— Start —

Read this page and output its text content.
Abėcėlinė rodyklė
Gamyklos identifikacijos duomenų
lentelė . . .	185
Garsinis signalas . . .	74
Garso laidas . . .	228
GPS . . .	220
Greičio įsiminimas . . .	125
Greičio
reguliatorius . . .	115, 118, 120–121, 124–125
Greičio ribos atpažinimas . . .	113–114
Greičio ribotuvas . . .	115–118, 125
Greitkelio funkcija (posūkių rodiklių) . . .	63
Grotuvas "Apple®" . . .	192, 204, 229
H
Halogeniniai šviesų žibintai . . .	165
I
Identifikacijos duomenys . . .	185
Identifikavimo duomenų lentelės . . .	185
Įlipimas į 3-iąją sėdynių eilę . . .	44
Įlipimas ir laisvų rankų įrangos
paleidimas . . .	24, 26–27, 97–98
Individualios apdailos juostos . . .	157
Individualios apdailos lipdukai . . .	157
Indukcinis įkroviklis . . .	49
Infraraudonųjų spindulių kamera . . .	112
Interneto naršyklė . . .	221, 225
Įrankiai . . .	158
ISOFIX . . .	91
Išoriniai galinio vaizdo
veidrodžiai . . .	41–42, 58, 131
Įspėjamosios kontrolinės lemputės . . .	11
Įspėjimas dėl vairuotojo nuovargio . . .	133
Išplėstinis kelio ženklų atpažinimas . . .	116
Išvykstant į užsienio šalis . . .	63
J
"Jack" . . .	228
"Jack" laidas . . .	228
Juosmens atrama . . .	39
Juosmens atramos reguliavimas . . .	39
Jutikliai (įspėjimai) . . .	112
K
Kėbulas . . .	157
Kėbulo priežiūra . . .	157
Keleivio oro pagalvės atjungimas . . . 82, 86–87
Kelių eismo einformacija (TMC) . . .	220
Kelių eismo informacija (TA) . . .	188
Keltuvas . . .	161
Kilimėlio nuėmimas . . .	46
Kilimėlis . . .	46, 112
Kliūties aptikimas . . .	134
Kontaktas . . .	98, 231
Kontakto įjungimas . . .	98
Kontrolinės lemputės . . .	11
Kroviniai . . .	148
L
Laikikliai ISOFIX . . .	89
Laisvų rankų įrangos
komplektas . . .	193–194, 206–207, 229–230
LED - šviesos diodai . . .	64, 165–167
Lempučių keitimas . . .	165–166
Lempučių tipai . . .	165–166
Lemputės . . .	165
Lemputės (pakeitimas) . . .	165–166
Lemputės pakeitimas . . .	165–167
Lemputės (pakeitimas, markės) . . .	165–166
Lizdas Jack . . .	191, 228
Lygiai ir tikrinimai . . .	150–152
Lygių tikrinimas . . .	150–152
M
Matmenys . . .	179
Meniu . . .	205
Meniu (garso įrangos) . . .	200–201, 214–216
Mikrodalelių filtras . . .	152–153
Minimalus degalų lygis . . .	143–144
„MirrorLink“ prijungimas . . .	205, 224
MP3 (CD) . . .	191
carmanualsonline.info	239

— End —

* [Exercise brief] Word for word, quote all of the data above.

* [Worked answer]
Read this page and output its text content.
Abėcėlinė rodyklė
Gamyklos identifikacijos duomenų
lentelė . . .	185
Garsinis signalas . . .	74
Garso laidas . . .	228
GPS . . .	220
Greičio įsiminimas . . .	125
Greičio
reguliatorius . . .	115, 118, 120–121, 124–125
Greičio ribos atpažinimas . . .	113–114
Greičio ribotuvas . . .	115–118, 125
Greitkelio funkcija (posūkių rodiklių) . . .	63
Grotuvas "Apple®" . . .	192, 204, 229
H
Halogeniniai šviesų žibintai . . .	165
I
Identifikacijos duomenys . . .	185
Identifikavimo duomenų lentelės . . .	185
Įlipimas į 3-iąją sėdynių eilę . . .	44
Įlipimas ir laisvų rankų įrangos
paleidimas . . .	24, 26–27, 97–98
Individualios apdailos juostos . . .	157
Individualios apdailos lipdukai . . .	157
Indukcinis įkroviklis . . .	49
Infraraudonųjų spindulių kamera . . .	112
Interneto naršyklė . . .	221, 225
Įrankiai . . .	158
ISOFIX . . .	91
Išoriniai galinio vaizdo
veidrodžiai . . .	41–42, 58, 131
Įspėjamosios kontrolinės lemputės . . .	11
Įspėjimas dėl vairuotojo nuovargio . . .	133
Išplėstinis kelio ženklų atpažinimas . . .	116
Išvykstant į užsienio šalis . . .	63
J
"Jack" . . .	228
"Jack" laidas . . .	228
Juosmens atrama . . .	39
Juosmens atramos reguliavimas . . .	39
Jutikliai (įspėjimai) . . .	112
K
Kėbulas . . .	157
Kėbulo priežiūra . . .	157
Keleivio oro pagalvės atjungimas . . . 82, 86–87
Kelių eismo einformacija (TMC) . . .	220
Kelių eismo informacija (TA) . . .	188
Keltuvas . . .	161
Kilimėlio nuėmimas . . .	46
Kilimėlis . . .	46, 112
Kliūties aptikimas . . .	134
Kontaktas . . .	98, 231
Kontakto įjungimas . . .	98
Kontrolinės lemputės . . .	11
Kroviniai . . .	148
L
Laikikliai ISOFIX . . .	89
Laisvų rankų įrangos
komplektas . . .	193–194, 206–207, 229–230
LED - šviesos diodai . . .	64, 165–167
Lempučių keitimas . . .	165–166
Lempučių tipai . . .	165–166
Lemputės . . .	165
Lemputės (pakeitimas) . . .	165–166
Lemputės pakeitimas . . .	165–167
Lemputės (pakeitimas, markės) . . .	165–166
Lizdas Jack . . .	191, 228
Lygiai ir tikrinimai . . .	150–152
Lygių tikrinimas . . .	150–152
M
Matmenys . . .	179
Meniu . . .	205
Meniu (garso įrangos) . . .	200–201, 214–216
Mikrodalelių filtras . . .	152–153
Minimalus degalų lygis . . .	143–144
„MirrorLink“ prijungimas . . .	205, 224
MP3 (CD) . . .	191
carmanualsonline.info	239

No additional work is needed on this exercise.